====== ENTRIES SUPPLIED ======

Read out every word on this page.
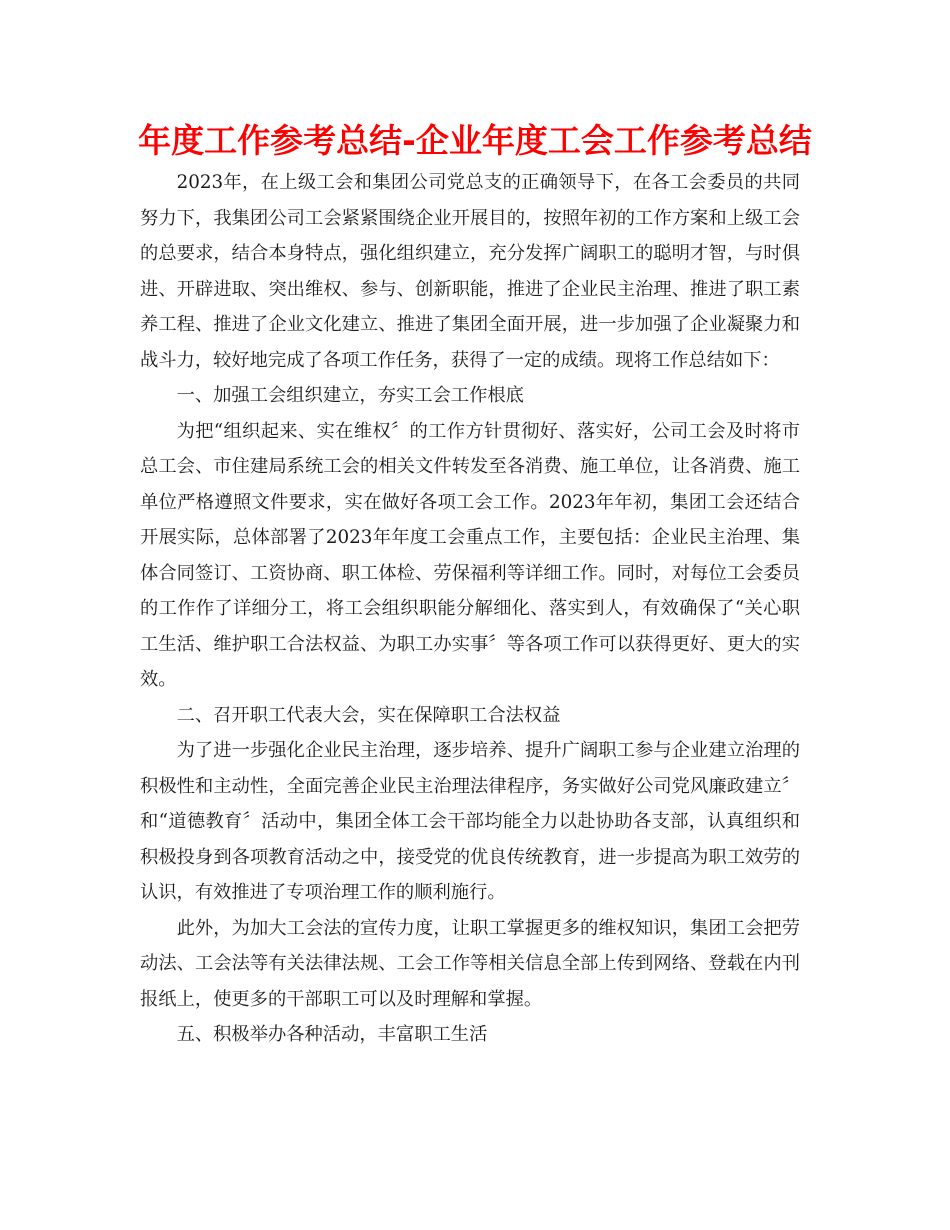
年度工作参考总结-企业年度工会工作参考总结

2023年，在上级工会和集团公司党总支的正确领导下，在各工会委员的共同努力下，我集团公司工会紧紧围绕企业开展目的，按照年初的工作方案和上级工会的总要求，结合本身特点，强化组织建立，充分发挥广阔职工的聪明才智，与时俱进、开辟进取、突出维权、参与、创新职能，推进了企业民主治理、推进了职工素养工程、推进了企业文化建立、推进了集团全面开展，进一步加强了企业凝聚力和战斗力，较好地完成了各项工作任务，获得了一定的成绩。现将工作总结如下：

一、加强工会组织建立，夯实工会工作根底

为把“组织起来、实在维权〞的工作方针贯彻好、落实好，公司工会及时将市总工会、市住建局系统工会的相关文件转发至各消费、施工单位，让各消费、施工单位严格遵照文件要求，实在做好各项工会工作。2023年年初，集团工会还结合开展实际，总体部署了2023年年度工会重点工作，主要包括：企业民主治理、集体合同签订、工资协商、职工体检、劳保福利等详细工作。同时，对每位工会委员的工作作了详细分工，将工会组织职能分解细化、落实到人，有效确保了“关心职工生活、维护职工合法权益、为职工办实事〞等各项工作可以获得更好、更大的实效。

二、召开职工代表大会，实在保障职工合法权益

为了进一步强化企业民主治理，逐步培养、提升广阔职工参与企业建立治理的积极性和主动性，全面完善企业民主治理法律程序，务实做好公司党风廉政建立〞和“道德教育〞活动中，集团全体工会干部均能全力以赴协助各支部，认真组织和积极投身到各项教育活动之中，接受党的优良传统教育，进一步提高为职工效劳的认识，有效推进了专项治理工作的顺利施行。

此外，为加大工会法的宣传力度，让职工掌握更多的维权知识，集团工会把劳动法、工会法等有关法律法规、工会工作等相关信息全部上传到网络、登载在内刊报纸上，使更多的干部职工可以及时理解和掌握。

五、积极举办各种活动，丰富职工生活
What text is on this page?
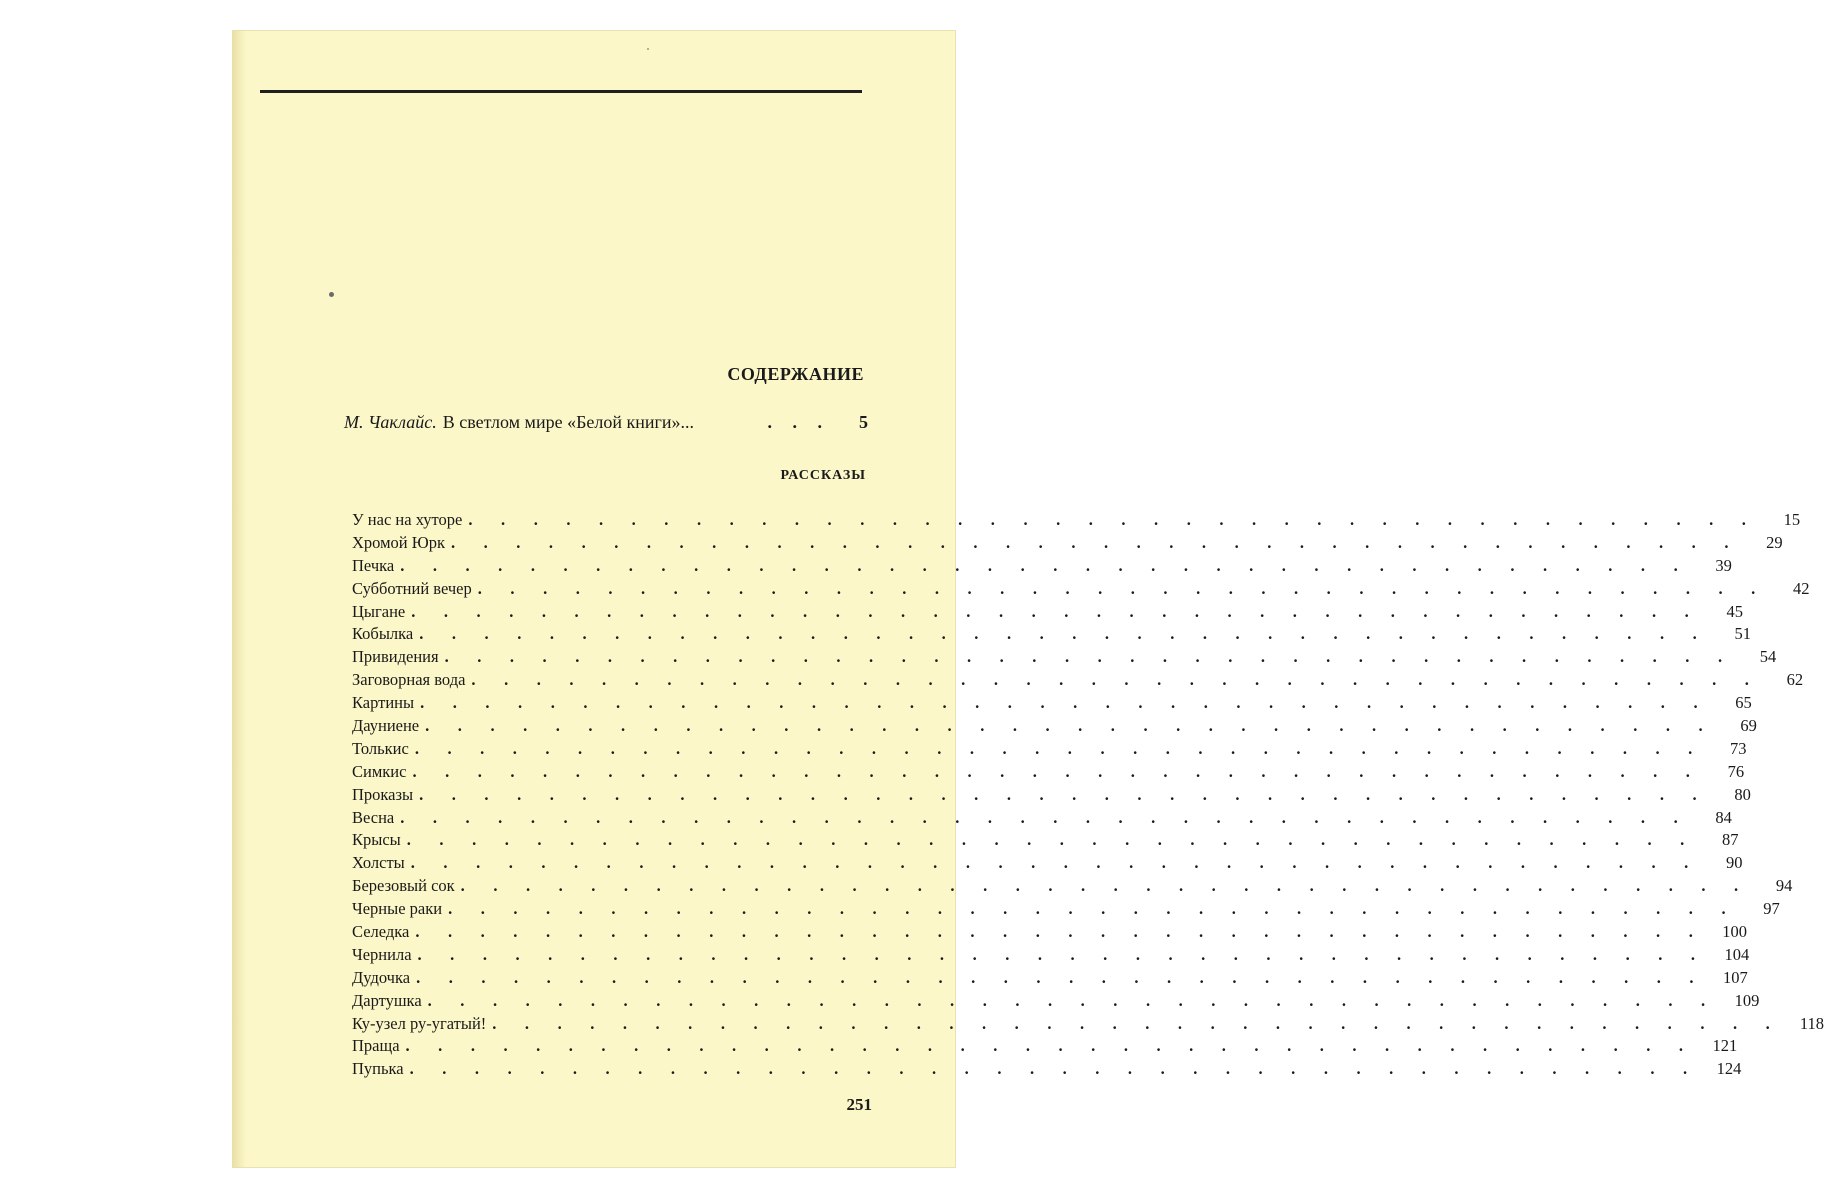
СОДЕРЖАНИЕ
М. Чаклайс. В светлом мире «Белой книги»...	. . .	5
РАССКАЗЫ
У нас на хуторе . . . . . . . . . . . . . . . . . . . . . . . . . . . . . . . . . . . . . . . .	15
Хромой Юрк . . . . . . . . . . . . . . . . . . . . . . . . . . . . . . . . . . . . . . . .	29
Печка . . . . . . . . . . . . . . . . . . . . . . . . . . . . . . . . . . . . . . . .	39
Субботний вечер . . . . . . . . . . . . . . . . . . . . . . . . . . . . . . . . . . . . . . . .	42
Цыгане . . . . . . . . . . . . . . . . . . . . . . . . . . . . . . . . . . . . . . . .	45
Кобылка . . . . . . . . . . . . . . . . . . . . . . . . . . . . . . . . . . . . . . . .	51
Привидения . . . . . . . . . . . . . . . . . . . . . . . . . . . . . . . . . . . . . . . .	54
Заговорная вода . . . . . . . . . . . . . . . . . . . . . . . . . . . . . . . . . . . . . . . .	62
Картины . . . . . . . . . . . . . . . . . . . . . . . . . . . . . . . . . . . . . . . .	65
Дауниене . . . . . . . . . . . . . . . . . . . . . . . . . . . . . . . . . . . . . . . .	69
Толькис . . . . . . . . . . . . . . . . . . . . . . . . . . . . . . . . . . . . . . . .	73
Симкис . . . . . . . . . . . . . . . . . . . . . . . . . . . . . . . . . . . . . . . .	76
Проказы . . . . . . . . . . . . . . . . . . . . . . . . . . . . . . . . . . . . . . . .	80
Весна . . . . . . . . . . . . . . . . . . . . . . . . . . . . . . . . . . . . . . . .	84
Крысы . . . . . . . . . . . . . . . . . . . . . . . . . . . . . . . . . . . . . . . .	87
Холсты . . . . . . . . . . . . . . . . . . . . . . . . . . . . . . . . . . . . . . . .	90
Березовый сок . . . . . . . . . . . . . . . . . . . . . . . . . . . . . . . . . . . . . . . .	94
Черные раки . . . . . . . . . . . . . . . . . . . . . . . . . . . . . . . . . . . . . . . .	97
Селедка . . . . . . . . . . . . . . . . . . . . . . . . . . . . . . . . . . . . . . . .	100
Чернила . . . . . . . . . . . . . . . . . . . . . . . . . . . . . . . . . . . . . . . .	104
Дудочка . . . . . . . . . . . . . . . . . . . . . . . . . . . . . . . . . . . . . . . .	107
Дартушка . . . . . . . . . . . . . . . . . . . . . . . . . . . . . . . . . . . . . . . .	109
Ку-узел ру-угатый! . . . . . . . . . . . . . . . . . . . . . . . . . . . . . . . . . . . . . . . .	118
Праща . . . . . . . . . . . . . . . . . . . . . . . . . . . . . . . . . . . . . . . .	121
Пупька . . . . . . . . . . . . . . . . . . . . . . . . . . . . . . . . . . . . . . . .	124
251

======

Go through the material above and copy each line that has the word "this".

Read out every word on this page.
What text is on this page?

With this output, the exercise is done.